> _Requirement_: Reproduce the listing below in full and without alteration, apart from its pictures.

> _Material supplied_:
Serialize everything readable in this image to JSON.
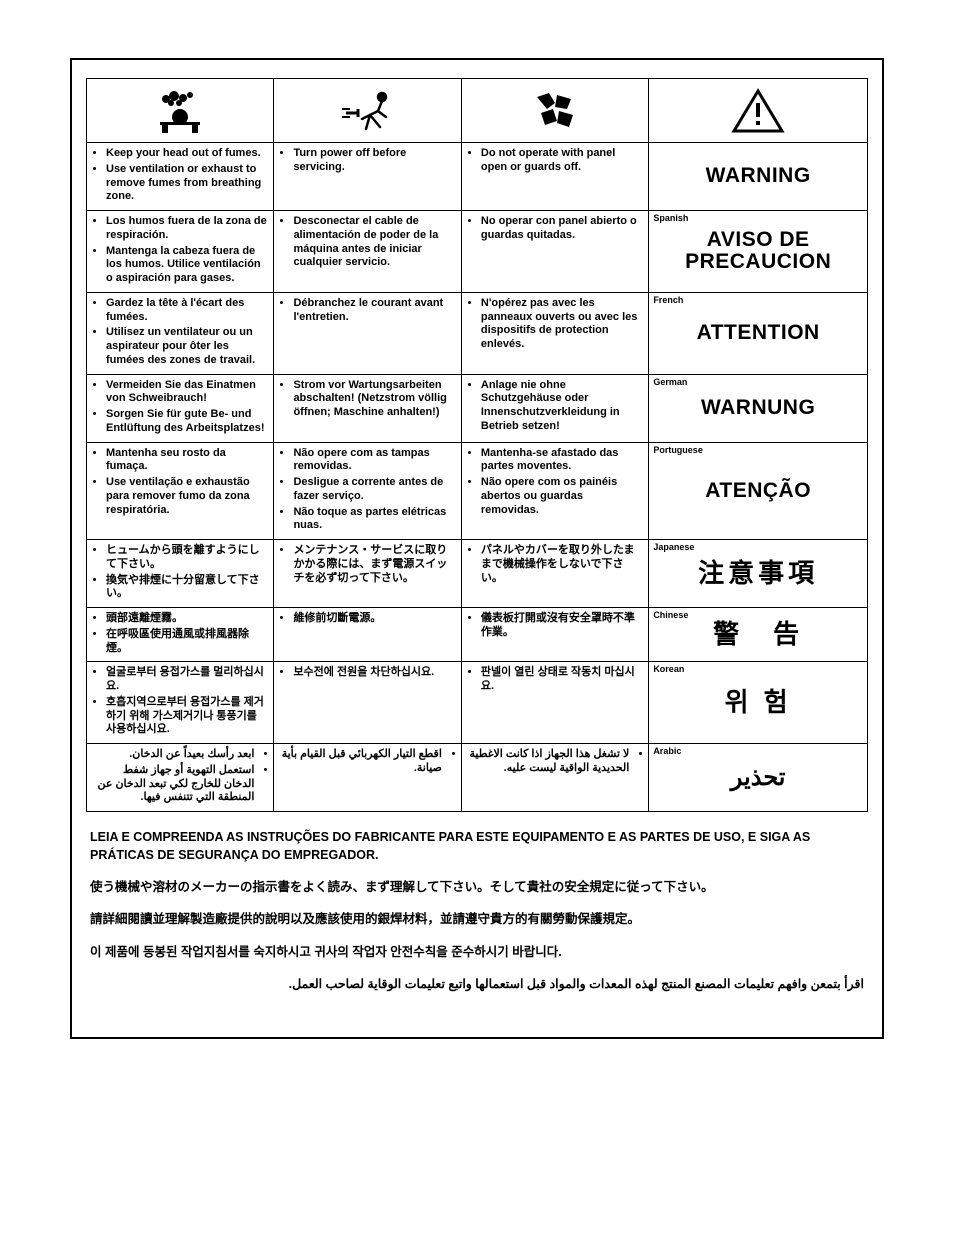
{
  "icons": [
    "fumes-icon",
    "power-off-icon",
    "panel-guard-icon",
    "warning-triangle-icon"
  ],
  "rows": [
    {
      "lang_label": "",
      "warn": "WARNING",
      "warn_class": "",
      "cols": [
        [
          "Keep your head out of fumes.",
          "Use ventilation or exhaust to remove fumes from breathing zone."
        ],
        [
          "Turn power off before servicing."
        ],
        [
          "Do not operate with panel open or guards off."
        ]
      ]
    },
    {
      "lang_label": "Spanish",
      "warn": "AVISO DE PRECAUCION",
      "warn_class": "",
      "cols": [
        [
          "Los humos fuera de la zona de respiración.",
          "Mantenga la cabeza fuera de los humos. Utilice ventilación o aspiración para gases."
        ],
        [
          "Desconectar el cable de alimentación de poder de la máquina antes de iniciar cualquier servicio."
        ],
        [
          "No operar con panel abierto o guardas quitadas."
        ]
      ]
    },
    {
      "lang_label": "French",
      "warn": "ATTENTION",
      "warn_class": "",
      "cols": [
        [
          "Gardez la tête à l'écart des fumées.",
          "Utilisez un ventilateur ou un aspirateur pour ôter les fumées des zones de travail."
        ],
        [
          "Débranchez le courant avant l'entretien."
        ],
        [
          "N'opérez pas avec les panneaux ouverts ou avec les dispositifs de protection enlevés."
        ]
      ]
    },
    {
      "lang_label": "German",
      "warn": "WARNUNG",
      "warn_class": "",
      "cols": [
        [
          "Vermeiden Sie das Einatmen von Schweibrauch!",
          "Sorgen Sie für gute Be- und Entlüftung des Arbeitsplatzes!"
        ],
        [
          "Strom vor Wartungsarbeiten abschalten! (Netzstrom völlig öffnen; Maschine anhalten!)"
        ],
        [
          "Anlage nie ohne Schutzgehäuse oder Innenschutzverkleidung in Betrieb setzen!"
        ]
      ]
    },
    {
      "lang_label": "Portuguese",
      "warn": "ATENÇÃO",
      "warn_class": "",
      "cols": [
        [
          "Mantenha seu rosto da fumaça.",
          "Use ventilação e exhaustão para remover fumo da zona respiratória."
        ],
        [
          "Não opere com as tampas removidas.",
          "Desligue a corrente antes de fazer serviço.",
          "Não toque as partes elétricas nuas."
        ],
        [
          "Mantenha-se afastado das partes moventes.",
          "Não opere com os painéis abertos ou guardas removidas."
        ]
      ]
    },
    {
      "lang_label": "Japanese",
      "warn": "注意事項",
      "warn_class": "cjk",
      "cols": [
        [
          "ヒュームから頭を離すようにして下さい。",
          "換気や排煙に十分留意して下さい。"
        ],
        [
          "メンテナンス・サービスに取りかかる際には、まず電源スイッチを必ず切って下さい。"
        ],
        [
          "パネルやカバーを取り外したままで機械操作をしないで下さい。"
        ]
      ]
    },
    {
      "lang_label": "Chinese",
      "warn": "警　告",
      "warn_class": "cjk",
      "cols": [
        [
          "頭部遠離煙霧。",
          "在呼吸區使用通風或排風器除煙。"
        ],
        [
          "維修前切斷電源。"
        ],
        [
          "儀表板打開或沒有安全罩時不準作業。"
        ]
      ]
    },
    {
      "lang_label": "Korean",
      "warn": "위 험",
      "warn_class": "cjk",
      "cols": [
        [
          "얼굴로부터 용접가스를 멀리하십시요.",
          "호흡지역으로부터 용접가스를 제거하기 위해 가스제거기나 통풍기를 사용하십시요."
        ],
        [
          "보수전에 전원을 차단하십시요."
        ],
        [
          "판넬이 열린 상태로 작동치 마십시요."
        ]
      ]
    },
    {
      "lang_label": "Arabic",
      "warn": "تحذير",
      "warn_class": "ar",
      "rtl": true,
      "cols": [
        [
          "ابعد رأسك بعيداً عن الدخان.",
          "استعمل التهوية أو جهاز شفط الدخان للخارج لكي تبعد الدخان عن المنطقة التي تتنفس فيها."
        ],
        [
          "اقطع التيار الكهربائي قبل القيام بأية صيانة."
        ],
        [
          "لا تشغل هذا الجهاز اذا كانت الاغطية الحديدية الواقية ليست عليه."
        ]
      ]
    }
  ],
  "footer": [
    {
      "text": "LEIA E COMPREENDA AS INSTRUÇÕES DO FABRICANTE PARA ESTE EQUIPAMENTO E AS PARTES DE USO, E SIGA AS PRÁTICAS DE SEGURANÇA DO EMPREGADOR.",
      "rtl": false
    },
    {
      "text": "使う機械や溶材のメーカーの指示書をよく読み、まず理解して下さい。そして貴社の安全規定に従って下さい。",
      "rtl": false
    },
    {
      "text": "請詳細閱讀並理解製造廠提供的說明以及應該使用的銀焊材料，並請遵守貴方的有關勞動保護規定。",
      "rtl": false
    },
    {
      "text": "이 제품에 동봉된 작업지침서를 숙지하시고 귀사의 작업자 안전수칙을 준수하시기 바랍니다.",
      "rtl": false
    },
    {
      "text": "اقرأ بتمعن وافهم تعليمات المصنع المنتج لهذه المعدات والمواد قبل استعمالها واتبع تعليمات الوقاية لصاحب العمل.",
      "rtl": true
    }
  ]
}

> _Result for this task_:
Serialize everything readable in this image to JSON.
{
  "icons": [
    "fumes-icon",
    "power-off-icon",
    "panel-guard-icon",
    "warning-triangle-icon"
  ],
  "rows": [
    {
      "lang_label": "",
      "warn": "WARNING",
      "warn_class": "",
      "cols": [
        [
          "Keep your head out of fumes.",
          "Use ventilation or exhaust to remove fumes from breathing zone."
        ],
        [
          "Turn power off before servicing."
        ],
        [
          "Do not operate with panel open or guards off."
        ]
      ]
    },
    {
      "lang_label": "Spanish",
      "warn": "AVISO DE PRECAUCION",
      "warn_class": "",
      "cols": [
        [
          "Los humos fuera de la zona de respiración.",
          "Mantenga la cabeza fuera de los humos. Utilice ventilación o aspiración para gases."
        ],
        [
          "Desconectar el cable de alimentación de poder de la máquina antes de iniciar cualquier servicio."
        ],
        [
          "No operar con panel abierto o guardas quitadas."
        ]
      ]
    },
    {
      "lang_label": "French",
      "warn": "ATTENTION",
      "warn_class": "",
      "cols": [
        [
          "Gardez la tête à l'écart des fumées.",
          "Utilisez un ventilateur ou un aspirateur pour ôter les fumées des zones de travail."
        ],
        [
          "Débranchez le courant avant l'entretien."
        ],
        [
          "N'opérez pas avec les panneaux ouverts ou avec les dispositifs de protection enlevés."
        ]
      ]
    },
    {
      "lang_label": "German",
      "warn": "WARNUNG",
      "warn_class": "",
      "cols": [
        [
          "Vermeiden Sie das Einatmen von Schweibrauch!",
          "Sorgen Sie für gute Be- und Entlüftung des Arbeitsplatzes!"
        ],
        [
          "Strom vor Wartungsarbeiten abschalten! (Netzstrom völlig öffnen; Maschine anhalten!)"
        ],
        [
          "Anlage nie ohne Schutzgehäuse oder Innenschutzverkleidung in Betrieb setzen!"
        ]
      ]
    },
    {
      "lang_label": "Portuguese",
      "warn": "ATENÇÃO",
      "warn_class": "",
      "cols": [
        [
          "Mantenha seu rosto da fumaça.",
          "Use ventilação e exhaustão para remover fumo da zona respiratória."
        ],
        [
          "Não opere com as tampas removidas.",
          "Desligue a corrente antes de fazer serviço.",
          "Não toque as partes elétricas nuas."
        ],
        [
          "Mantenha-se afastado das partes moventes.",
          "Não opere com os painéis abertos ou guardas removidas."
        ]
      ]
    },
    {
      "lang_label": "Japanese",
      "warn": "注意事項",
      "warn_class": "cjk",
      "cols": [
        [
          "ヒュームから頭を離すようにして下さい。",
          "換気や排煙に十分留意して下さい。"
        ],
        [
          "メンテナンス・サービスに取りかかる際には、まず電源スイッチを必ず切って下さい。"
        ],
        [
          "パネルやカバーを取り外したままで機械操作をしないで下さい。"
        ]
      ]
    },
    {
      "lang_label": "Chinese",
      "warn": "警　告",
      "warn_class": "cjk",
      "cols": [
        [
          "頭部遠離煙霧。",
          "在呼吸區使用通風或排風器除煙。"
        ],
        [
          "維修前切斷電源。"
        ],
        [
          "儀表板打開或沒有安全罩時不準作業。"
        ]
      ]
    },
    {
      "lang_label": "Korean",
      "warn": "위 험",
      "warn_class": "cjk",
      "cols": [
        [
          "얼굴로부터 용접가스를 멀리하십시요.",
          "호흡지역으로부터 용접가스를 제거하기 위해 가스제거기나 통풍기를 사용하십시요."
        ],
        [
          "보수전에 전원을 차단하십시요."
        ],
        [
          "판넬이 열린 상태로 작동치 마십시요."
        ]
      ]
    },
    {
      "lang_label": "Arabic",
      "warn": "تحذير",
      "warn_class": "ar",
      "rtl": true,
      "cols": [
        [
          "ابعد رأسك بعيداً عن الدخان.",
          "استعمل التهوية أو جهاز شفط الدخان للخارج لكي تبعد الدخان عن المنطقة التي تتنفس فيها."
        ],
        [
          "اقطع التيار الكهربائي قبل القيام بأية صيانة."
        ],
        [
          "لا تشغل هذا الجهاز اذا كانت الاغطية الحديدية الواقية ليست عليه."
        ]
      ]
    }
  ],
  "footer": [
    {
      "text": "LEIA E COMPREENDA AS INSTRUÇÕES DO FABRICANTE PARA ESTE EQUIPAMENTO E AS PARTES DE USO, E SIGA AS PRÁTICAS DE SEGURANÇA DO EMPREGADOR.",
      "rtl": false
    },
    {
      "text": "使う機械や溶材のメーカーの指示書をよく読み、まず理解して下さい。そして貴社の安全規定に従って下さい。",
      "rtl": false
    },
    {
      "text": "請詳細閱讀並理解製造廠提供的說明以及應該使用的銀焊材料，並請遵守貴方的有關勞動保護規定。",
      "rtl": false
    },
    {
      "text": "이 제품에 동봉된 작업지침서를 숙지하시고 귀사의 작업자 안전수칙을 준수하시기 바랍니다.",
      "rtl": false
    },
    {
      "text": "اقرأ بتمعن وافهم تعليمات المصنع المنتج لهذه المعدات والمواد قبل استعمالها واتبع تعليمات الوقاية لصاحب العمل.",
      "rtl": true
    }
  ]
}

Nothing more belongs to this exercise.